__TASK DESCRIPTION__: Track down each line that has the word "sinh" and copy it.

───── DATA FOR THIS EXERCISE

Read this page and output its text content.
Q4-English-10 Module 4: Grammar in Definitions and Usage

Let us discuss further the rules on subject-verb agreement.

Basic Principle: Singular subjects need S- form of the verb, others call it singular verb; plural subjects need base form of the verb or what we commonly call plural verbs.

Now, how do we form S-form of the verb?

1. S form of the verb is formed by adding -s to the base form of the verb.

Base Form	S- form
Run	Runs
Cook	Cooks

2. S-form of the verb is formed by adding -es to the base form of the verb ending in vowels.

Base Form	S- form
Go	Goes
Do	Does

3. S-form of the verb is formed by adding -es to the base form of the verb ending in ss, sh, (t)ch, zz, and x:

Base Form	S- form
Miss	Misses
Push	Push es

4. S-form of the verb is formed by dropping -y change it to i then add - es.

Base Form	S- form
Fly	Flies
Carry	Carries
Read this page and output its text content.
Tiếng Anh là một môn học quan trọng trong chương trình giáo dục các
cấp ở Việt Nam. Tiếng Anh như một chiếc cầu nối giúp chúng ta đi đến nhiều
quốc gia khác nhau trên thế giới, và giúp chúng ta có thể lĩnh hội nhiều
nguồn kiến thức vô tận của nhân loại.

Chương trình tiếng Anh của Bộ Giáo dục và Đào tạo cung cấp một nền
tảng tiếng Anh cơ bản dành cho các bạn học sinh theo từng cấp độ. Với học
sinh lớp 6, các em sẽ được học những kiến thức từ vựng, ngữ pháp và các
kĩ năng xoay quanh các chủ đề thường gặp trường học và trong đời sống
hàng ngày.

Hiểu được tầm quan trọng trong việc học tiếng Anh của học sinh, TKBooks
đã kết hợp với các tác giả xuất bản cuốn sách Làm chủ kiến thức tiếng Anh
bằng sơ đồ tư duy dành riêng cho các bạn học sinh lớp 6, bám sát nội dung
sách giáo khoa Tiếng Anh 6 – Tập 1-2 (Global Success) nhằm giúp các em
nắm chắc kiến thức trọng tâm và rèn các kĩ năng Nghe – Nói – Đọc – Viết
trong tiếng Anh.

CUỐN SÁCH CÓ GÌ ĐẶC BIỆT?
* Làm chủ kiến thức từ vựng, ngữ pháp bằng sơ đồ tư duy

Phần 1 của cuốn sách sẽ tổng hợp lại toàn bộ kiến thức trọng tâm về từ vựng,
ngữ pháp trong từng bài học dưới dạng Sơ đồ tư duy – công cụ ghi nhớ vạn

──────────

__TASK OUTPUT__:
tảng tiếng Anh cơ bản dành cho các bạn học sinh theo từng cấp độ. Với học
sinh lớp 6, các em sẽ được học những kiến thức từ vựng, ngữ pháp và các
Hiểu được tầm quan trọng trong việc học tiếng Anh của học sinh, TKBooks
bằng sơ đồ tư duy dành riêng cho các bạn học sinh lớp 6, bám sát nội dung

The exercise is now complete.